● RECORDS FOR THE TASK:
____
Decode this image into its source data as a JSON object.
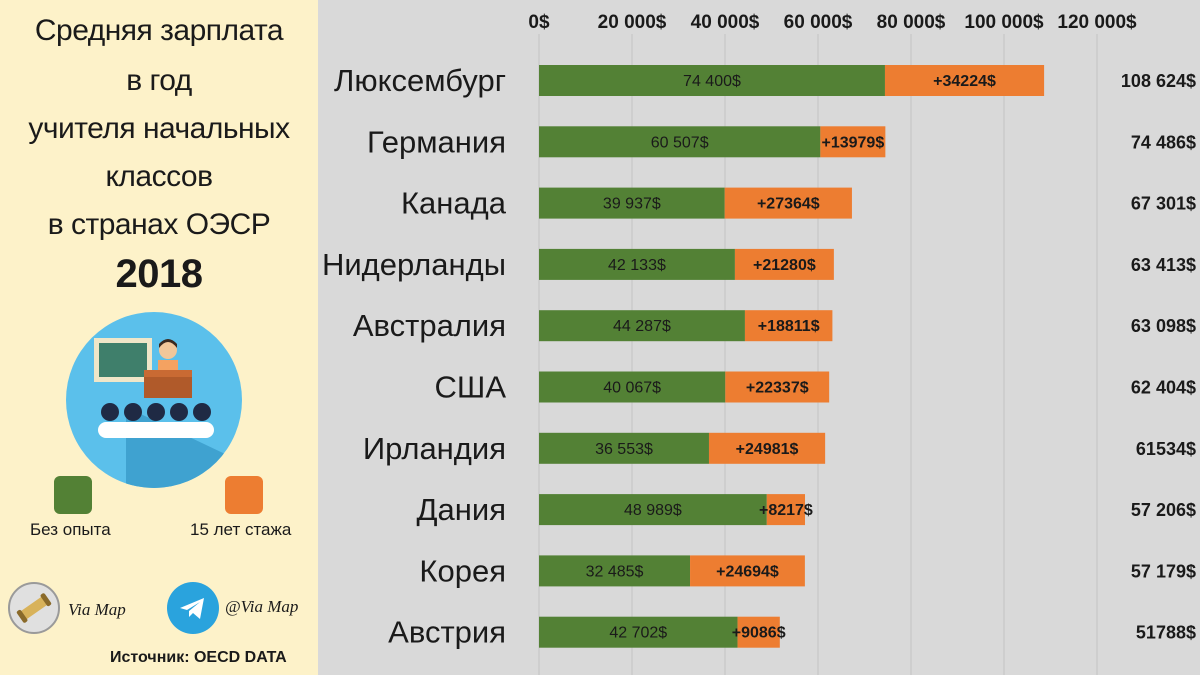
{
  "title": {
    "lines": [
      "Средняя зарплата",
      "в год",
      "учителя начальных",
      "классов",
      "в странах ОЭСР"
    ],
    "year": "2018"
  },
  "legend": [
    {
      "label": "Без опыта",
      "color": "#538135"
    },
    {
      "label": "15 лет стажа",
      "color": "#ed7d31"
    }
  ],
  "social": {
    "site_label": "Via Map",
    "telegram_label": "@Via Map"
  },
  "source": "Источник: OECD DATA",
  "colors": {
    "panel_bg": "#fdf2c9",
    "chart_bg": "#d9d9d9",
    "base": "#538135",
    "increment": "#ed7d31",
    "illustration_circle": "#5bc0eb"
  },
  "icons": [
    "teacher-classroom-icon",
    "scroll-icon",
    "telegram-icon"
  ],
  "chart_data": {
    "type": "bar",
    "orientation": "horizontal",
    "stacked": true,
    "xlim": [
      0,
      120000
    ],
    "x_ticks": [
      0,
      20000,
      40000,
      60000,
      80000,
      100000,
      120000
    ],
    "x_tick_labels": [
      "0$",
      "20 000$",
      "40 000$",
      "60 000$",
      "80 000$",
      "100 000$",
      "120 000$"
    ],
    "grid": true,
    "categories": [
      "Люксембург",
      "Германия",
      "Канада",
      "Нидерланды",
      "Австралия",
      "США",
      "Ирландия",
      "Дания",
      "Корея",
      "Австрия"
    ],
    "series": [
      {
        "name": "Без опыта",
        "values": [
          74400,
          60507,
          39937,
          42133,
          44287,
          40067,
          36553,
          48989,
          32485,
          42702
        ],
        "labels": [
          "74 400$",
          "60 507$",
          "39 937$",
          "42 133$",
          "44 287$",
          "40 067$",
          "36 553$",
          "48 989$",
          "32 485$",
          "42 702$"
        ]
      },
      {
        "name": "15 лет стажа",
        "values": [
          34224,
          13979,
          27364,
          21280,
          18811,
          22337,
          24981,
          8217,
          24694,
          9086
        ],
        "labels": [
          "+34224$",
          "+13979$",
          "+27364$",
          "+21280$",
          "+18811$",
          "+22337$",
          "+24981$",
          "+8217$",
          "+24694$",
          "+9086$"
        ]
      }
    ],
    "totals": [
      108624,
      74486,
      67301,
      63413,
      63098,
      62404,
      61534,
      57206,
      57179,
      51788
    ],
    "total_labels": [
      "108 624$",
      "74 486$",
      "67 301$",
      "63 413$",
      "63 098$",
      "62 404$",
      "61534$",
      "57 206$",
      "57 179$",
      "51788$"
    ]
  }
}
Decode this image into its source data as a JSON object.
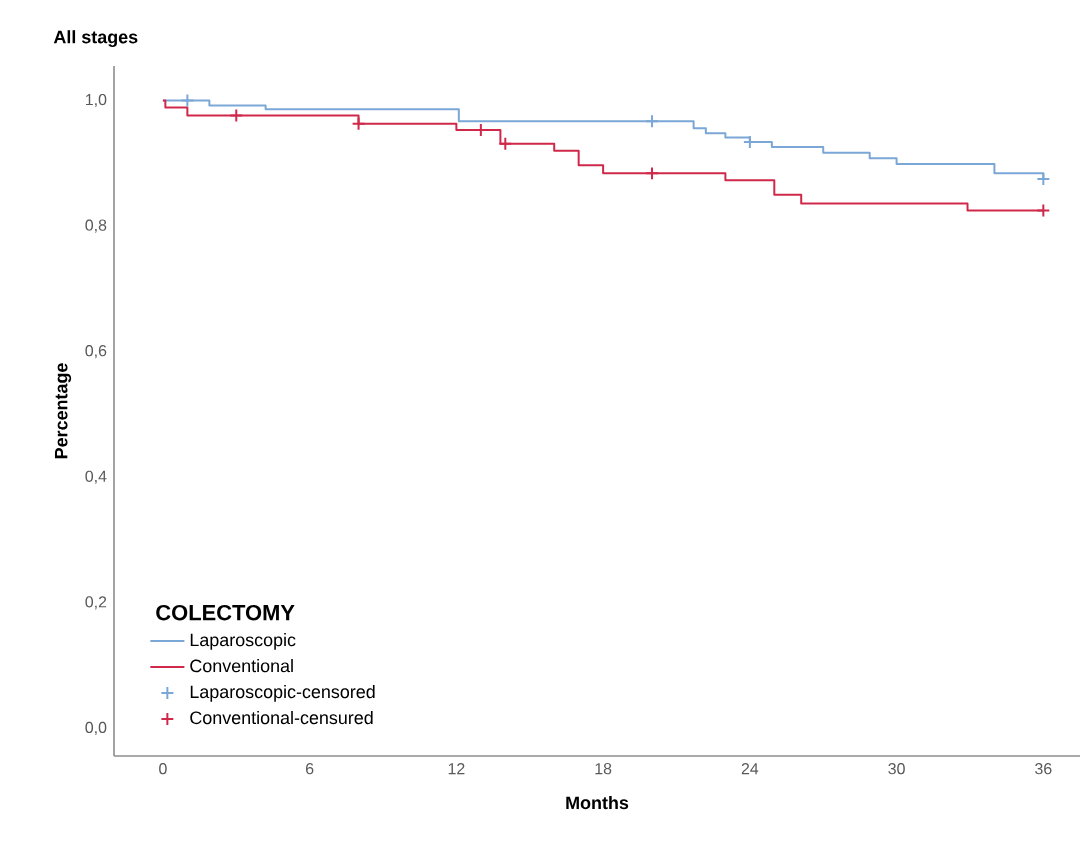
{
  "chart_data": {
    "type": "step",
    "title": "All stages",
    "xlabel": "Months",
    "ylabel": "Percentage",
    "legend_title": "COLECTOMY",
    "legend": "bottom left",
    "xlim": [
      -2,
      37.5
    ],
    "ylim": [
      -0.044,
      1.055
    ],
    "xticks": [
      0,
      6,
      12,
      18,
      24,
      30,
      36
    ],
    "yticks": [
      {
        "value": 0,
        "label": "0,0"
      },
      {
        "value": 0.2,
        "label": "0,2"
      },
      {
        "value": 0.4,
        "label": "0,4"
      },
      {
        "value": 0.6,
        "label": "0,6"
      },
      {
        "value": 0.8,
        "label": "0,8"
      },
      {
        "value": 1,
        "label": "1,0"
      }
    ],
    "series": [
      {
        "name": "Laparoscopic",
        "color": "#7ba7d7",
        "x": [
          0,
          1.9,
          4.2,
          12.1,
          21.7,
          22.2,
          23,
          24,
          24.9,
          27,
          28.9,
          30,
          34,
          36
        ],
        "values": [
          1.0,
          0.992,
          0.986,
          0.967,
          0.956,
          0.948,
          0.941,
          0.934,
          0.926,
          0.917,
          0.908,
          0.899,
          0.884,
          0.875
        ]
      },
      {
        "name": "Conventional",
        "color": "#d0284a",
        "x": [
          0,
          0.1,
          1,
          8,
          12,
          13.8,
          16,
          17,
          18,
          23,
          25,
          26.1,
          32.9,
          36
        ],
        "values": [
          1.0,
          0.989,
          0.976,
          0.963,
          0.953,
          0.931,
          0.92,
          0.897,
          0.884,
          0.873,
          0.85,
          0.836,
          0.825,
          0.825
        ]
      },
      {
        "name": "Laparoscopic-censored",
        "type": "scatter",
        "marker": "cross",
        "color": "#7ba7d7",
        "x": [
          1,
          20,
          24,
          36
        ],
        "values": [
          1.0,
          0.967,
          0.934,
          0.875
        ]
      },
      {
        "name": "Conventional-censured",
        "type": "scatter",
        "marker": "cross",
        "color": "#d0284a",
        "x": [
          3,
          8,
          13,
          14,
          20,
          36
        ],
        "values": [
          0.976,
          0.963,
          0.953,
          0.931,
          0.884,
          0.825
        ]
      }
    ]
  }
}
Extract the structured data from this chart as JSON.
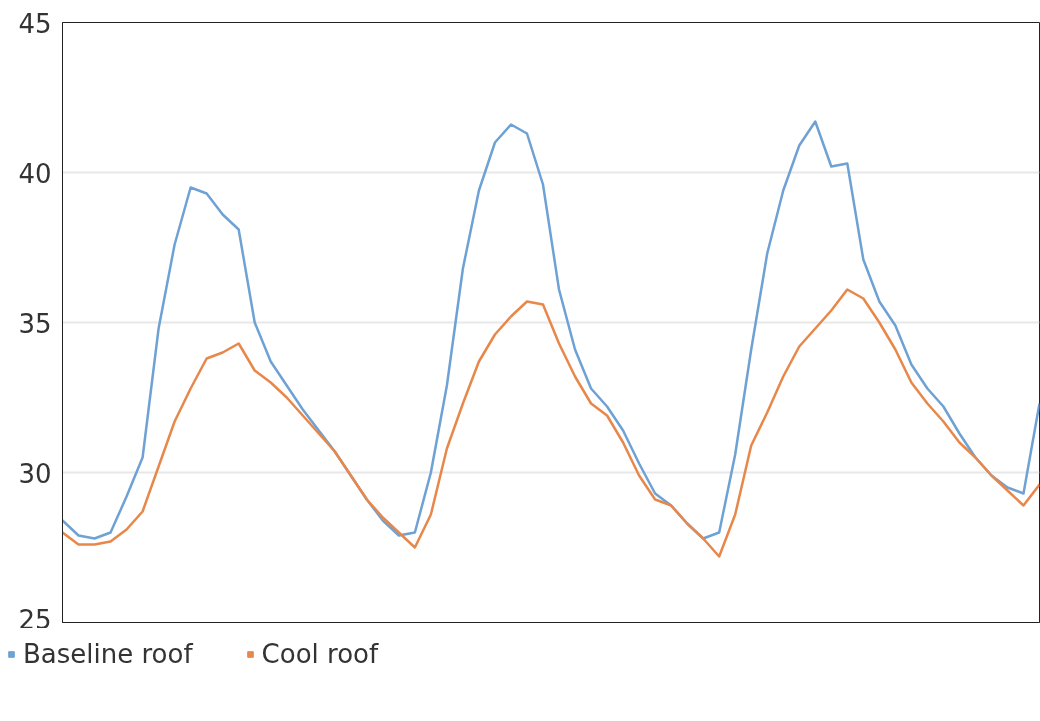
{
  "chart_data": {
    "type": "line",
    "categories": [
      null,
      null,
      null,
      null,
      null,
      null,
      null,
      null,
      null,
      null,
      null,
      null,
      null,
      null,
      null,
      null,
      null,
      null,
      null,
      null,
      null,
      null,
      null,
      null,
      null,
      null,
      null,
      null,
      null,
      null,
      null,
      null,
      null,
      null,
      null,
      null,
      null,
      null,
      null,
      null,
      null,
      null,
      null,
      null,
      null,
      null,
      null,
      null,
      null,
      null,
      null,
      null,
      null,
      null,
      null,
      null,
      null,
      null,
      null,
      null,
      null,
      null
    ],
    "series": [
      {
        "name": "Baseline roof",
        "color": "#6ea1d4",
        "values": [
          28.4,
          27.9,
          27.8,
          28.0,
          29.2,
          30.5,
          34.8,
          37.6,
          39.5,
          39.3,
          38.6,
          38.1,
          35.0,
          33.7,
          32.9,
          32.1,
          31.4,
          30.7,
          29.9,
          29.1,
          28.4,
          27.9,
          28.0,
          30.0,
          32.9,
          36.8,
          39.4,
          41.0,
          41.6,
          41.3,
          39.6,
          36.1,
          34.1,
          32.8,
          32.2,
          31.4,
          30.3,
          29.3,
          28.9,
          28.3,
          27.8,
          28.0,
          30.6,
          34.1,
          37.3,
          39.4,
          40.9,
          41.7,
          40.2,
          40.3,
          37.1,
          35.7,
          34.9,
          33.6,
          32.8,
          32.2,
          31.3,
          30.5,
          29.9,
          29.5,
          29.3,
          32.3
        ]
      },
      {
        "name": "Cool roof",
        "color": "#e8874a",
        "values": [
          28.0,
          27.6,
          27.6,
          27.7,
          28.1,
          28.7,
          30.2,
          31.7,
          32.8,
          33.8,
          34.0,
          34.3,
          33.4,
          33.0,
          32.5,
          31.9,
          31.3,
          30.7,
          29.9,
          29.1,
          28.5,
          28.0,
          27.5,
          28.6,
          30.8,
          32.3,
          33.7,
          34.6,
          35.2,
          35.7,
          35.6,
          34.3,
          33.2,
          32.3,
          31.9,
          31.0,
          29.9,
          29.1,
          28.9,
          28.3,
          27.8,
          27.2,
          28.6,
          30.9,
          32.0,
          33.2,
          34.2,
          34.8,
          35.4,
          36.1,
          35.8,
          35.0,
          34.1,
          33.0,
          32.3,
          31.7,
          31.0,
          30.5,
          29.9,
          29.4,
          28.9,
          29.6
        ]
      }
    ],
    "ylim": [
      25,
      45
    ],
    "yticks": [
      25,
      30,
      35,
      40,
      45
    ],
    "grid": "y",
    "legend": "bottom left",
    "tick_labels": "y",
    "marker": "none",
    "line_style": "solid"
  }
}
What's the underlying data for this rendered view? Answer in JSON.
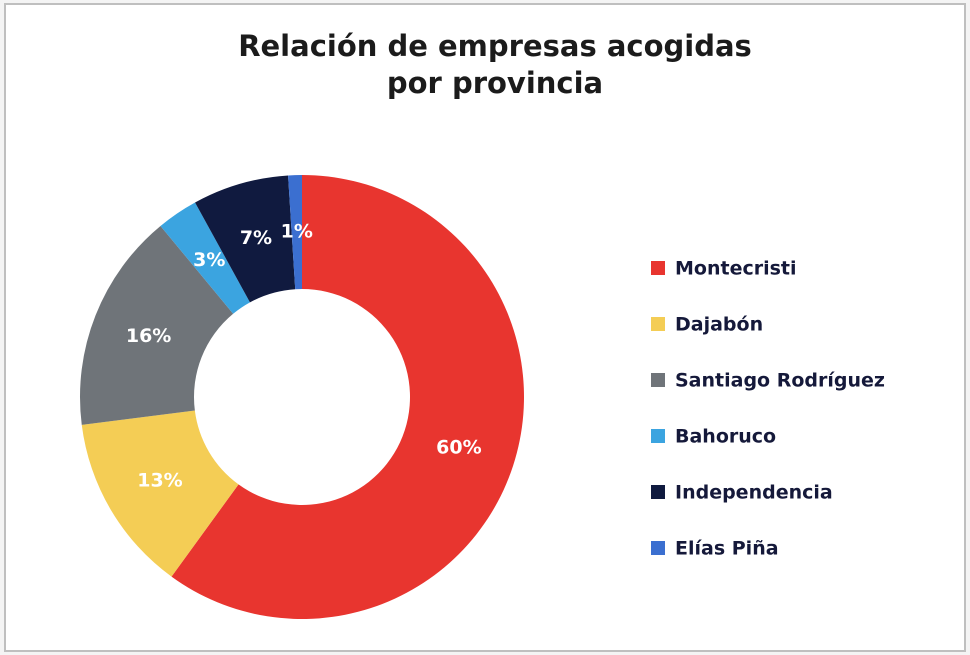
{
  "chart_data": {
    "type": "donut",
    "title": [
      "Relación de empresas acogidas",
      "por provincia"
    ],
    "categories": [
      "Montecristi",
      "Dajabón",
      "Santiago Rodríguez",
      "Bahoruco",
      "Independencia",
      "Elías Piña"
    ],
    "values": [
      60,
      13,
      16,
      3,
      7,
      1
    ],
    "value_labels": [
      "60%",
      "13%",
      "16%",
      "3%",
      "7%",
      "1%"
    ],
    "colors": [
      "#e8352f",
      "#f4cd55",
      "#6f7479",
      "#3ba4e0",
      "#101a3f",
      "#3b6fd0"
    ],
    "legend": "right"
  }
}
____
● YOUR INSTRUCTIONS: In the records above, locate the lines holding the word "Conventional". Copy each of them.

● EXERCISE OUTPUT:
        "name": "Conventional",
        "name": "Conventional-censured",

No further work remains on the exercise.